▸ **PROVIDED DATA**

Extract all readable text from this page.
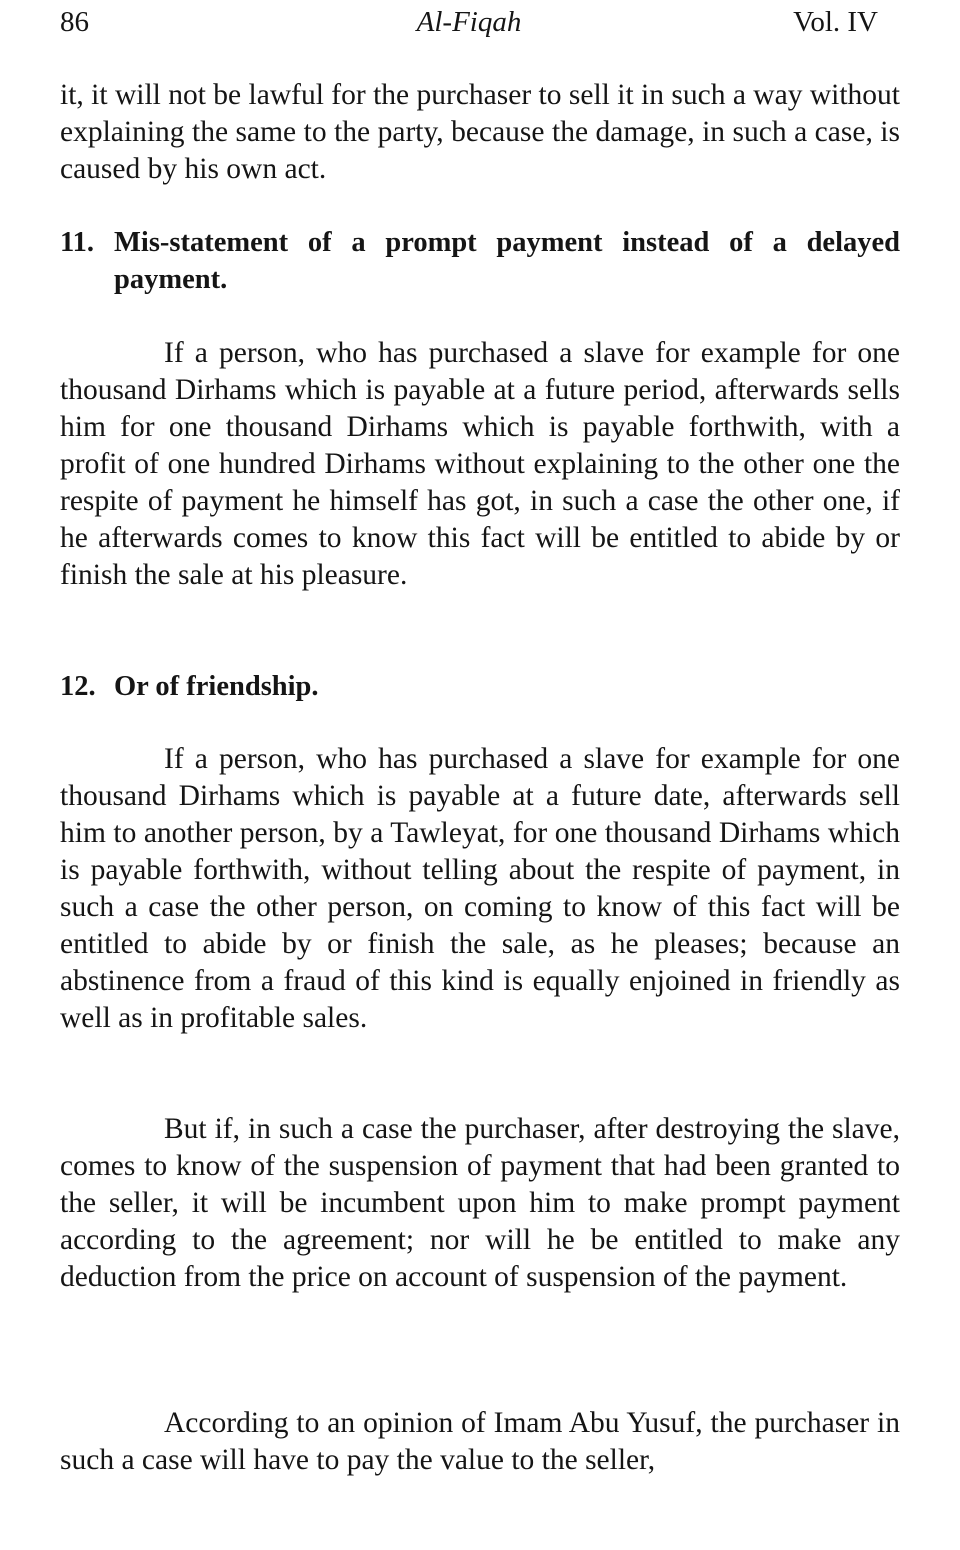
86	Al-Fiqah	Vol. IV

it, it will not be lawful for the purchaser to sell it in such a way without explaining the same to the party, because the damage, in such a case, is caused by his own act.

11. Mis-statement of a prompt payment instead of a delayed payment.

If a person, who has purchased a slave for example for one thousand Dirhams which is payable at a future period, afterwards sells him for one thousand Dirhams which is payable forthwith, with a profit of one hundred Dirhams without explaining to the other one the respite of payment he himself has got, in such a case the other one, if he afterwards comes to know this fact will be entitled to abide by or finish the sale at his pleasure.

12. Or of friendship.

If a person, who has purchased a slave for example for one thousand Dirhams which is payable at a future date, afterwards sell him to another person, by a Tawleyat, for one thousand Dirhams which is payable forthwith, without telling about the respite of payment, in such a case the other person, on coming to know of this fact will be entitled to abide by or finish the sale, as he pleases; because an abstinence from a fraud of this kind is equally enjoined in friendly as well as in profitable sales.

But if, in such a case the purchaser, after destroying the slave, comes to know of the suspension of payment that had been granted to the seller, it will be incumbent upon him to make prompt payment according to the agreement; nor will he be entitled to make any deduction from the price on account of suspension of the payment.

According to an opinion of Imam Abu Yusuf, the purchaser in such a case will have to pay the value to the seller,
...
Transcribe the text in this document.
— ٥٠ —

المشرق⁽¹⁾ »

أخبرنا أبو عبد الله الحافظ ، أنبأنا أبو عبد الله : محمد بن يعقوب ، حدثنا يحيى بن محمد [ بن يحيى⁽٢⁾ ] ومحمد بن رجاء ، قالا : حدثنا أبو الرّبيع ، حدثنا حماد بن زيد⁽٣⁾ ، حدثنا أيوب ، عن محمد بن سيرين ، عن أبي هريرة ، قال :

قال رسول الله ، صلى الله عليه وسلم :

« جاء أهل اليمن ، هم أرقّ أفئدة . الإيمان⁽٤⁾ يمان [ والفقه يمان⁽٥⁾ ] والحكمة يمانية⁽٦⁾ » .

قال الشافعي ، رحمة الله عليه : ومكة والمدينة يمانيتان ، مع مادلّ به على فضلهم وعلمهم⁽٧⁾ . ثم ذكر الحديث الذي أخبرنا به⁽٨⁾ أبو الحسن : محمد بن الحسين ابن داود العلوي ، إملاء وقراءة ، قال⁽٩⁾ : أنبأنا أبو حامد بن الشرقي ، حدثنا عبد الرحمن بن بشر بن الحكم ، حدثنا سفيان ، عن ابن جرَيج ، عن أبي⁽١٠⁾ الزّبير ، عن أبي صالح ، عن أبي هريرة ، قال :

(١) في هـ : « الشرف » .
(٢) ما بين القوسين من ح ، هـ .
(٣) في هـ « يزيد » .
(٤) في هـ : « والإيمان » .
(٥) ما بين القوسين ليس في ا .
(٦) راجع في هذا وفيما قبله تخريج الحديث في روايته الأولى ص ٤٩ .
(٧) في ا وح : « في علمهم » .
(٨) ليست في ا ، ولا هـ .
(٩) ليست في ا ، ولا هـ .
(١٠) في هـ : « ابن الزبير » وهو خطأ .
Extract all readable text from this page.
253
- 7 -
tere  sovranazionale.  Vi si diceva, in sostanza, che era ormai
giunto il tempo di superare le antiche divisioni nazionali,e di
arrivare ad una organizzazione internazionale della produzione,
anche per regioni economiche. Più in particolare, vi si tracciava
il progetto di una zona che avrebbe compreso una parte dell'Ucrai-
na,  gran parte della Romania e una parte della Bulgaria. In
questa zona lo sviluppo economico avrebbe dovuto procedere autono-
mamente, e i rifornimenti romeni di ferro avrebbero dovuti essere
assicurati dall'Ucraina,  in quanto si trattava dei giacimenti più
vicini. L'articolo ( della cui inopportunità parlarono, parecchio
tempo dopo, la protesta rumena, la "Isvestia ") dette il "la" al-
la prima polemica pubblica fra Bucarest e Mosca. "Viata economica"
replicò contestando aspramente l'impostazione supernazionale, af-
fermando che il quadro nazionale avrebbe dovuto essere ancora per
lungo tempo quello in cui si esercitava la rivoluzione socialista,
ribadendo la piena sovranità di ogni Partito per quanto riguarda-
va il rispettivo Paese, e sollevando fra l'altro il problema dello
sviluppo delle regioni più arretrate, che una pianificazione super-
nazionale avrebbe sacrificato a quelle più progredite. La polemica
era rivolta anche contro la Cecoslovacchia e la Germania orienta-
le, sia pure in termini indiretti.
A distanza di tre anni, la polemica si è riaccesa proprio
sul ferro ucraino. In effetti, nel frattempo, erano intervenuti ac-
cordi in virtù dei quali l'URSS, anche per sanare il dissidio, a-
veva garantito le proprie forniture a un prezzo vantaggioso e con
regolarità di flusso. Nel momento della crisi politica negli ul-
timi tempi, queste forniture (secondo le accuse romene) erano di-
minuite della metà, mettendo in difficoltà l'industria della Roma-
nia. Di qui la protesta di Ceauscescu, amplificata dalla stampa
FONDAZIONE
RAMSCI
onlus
* * *
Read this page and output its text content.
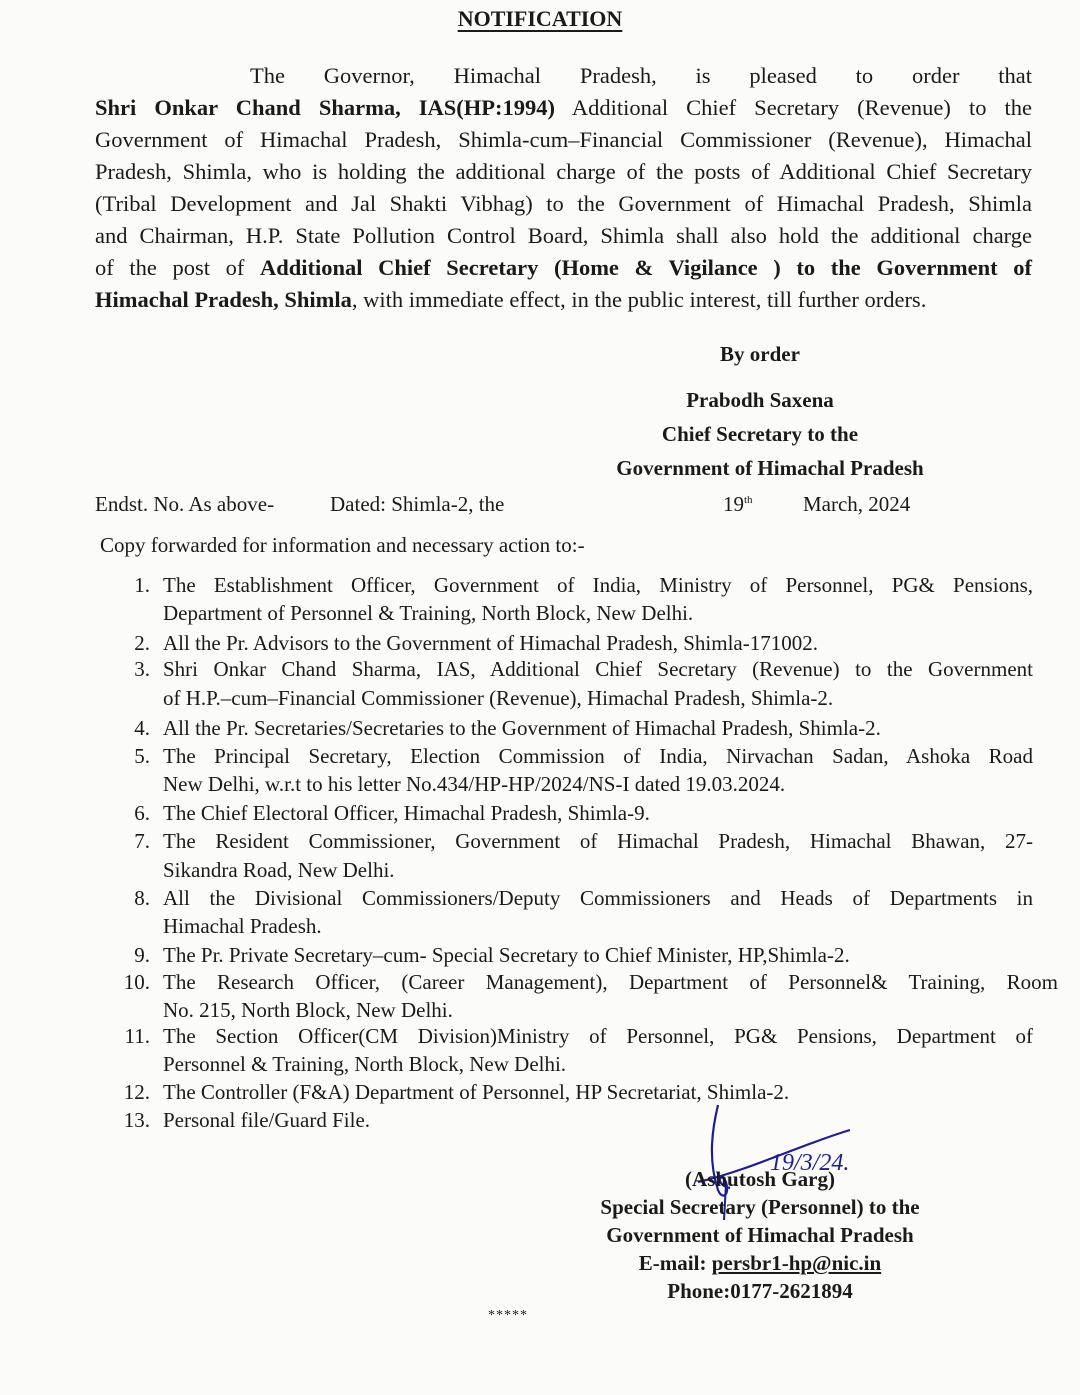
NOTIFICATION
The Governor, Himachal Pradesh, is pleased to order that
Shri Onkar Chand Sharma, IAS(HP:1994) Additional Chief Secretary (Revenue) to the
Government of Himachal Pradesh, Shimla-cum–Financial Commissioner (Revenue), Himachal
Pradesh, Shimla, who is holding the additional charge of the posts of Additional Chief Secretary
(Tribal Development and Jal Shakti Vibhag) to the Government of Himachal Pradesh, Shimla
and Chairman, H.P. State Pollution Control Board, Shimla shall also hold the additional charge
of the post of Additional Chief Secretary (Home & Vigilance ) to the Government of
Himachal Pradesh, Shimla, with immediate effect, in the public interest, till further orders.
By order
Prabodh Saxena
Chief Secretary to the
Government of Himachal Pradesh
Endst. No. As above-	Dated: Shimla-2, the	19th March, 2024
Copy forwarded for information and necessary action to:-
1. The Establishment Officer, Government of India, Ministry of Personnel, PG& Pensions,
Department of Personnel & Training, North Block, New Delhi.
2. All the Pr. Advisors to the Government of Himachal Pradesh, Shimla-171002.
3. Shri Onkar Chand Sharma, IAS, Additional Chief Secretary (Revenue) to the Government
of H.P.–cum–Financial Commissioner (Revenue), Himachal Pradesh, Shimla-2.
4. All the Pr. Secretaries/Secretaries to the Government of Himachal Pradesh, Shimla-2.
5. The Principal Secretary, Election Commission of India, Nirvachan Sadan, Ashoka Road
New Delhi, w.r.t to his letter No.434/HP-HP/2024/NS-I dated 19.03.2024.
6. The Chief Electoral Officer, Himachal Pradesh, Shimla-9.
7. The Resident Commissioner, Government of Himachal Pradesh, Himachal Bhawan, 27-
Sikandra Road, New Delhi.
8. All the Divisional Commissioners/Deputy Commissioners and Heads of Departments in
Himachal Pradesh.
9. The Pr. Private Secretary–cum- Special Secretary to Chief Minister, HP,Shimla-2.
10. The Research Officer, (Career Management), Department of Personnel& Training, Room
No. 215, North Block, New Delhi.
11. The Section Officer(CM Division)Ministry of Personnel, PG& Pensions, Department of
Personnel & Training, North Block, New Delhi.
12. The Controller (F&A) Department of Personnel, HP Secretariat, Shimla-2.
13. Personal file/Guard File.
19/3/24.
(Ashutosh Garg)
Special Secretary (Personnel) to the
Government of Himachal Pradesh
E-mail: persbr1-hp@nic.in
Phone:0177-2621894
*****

▸ **JOB**
List each line of the entries that holds the string "purchaser".

▸ **REPLY TO THE TASK**
it, it will not be lawful for the purchaser to sell it in such a way without explaining the same to the party, because the damage, in such a case, is caused by his own act.
But if, in such a case the purchaser, after destroying the slave, comes to know of the suspension of payment that had been granted to the seller, it will be incumbent upon him to make prompt payment according to the agreement; nor will he be entitled to make any deduction from the price on account of suspension of the payment.
According to an opinion of Imam Abu Yusuf, the purchaser in such a case will have to pay the value to the seller,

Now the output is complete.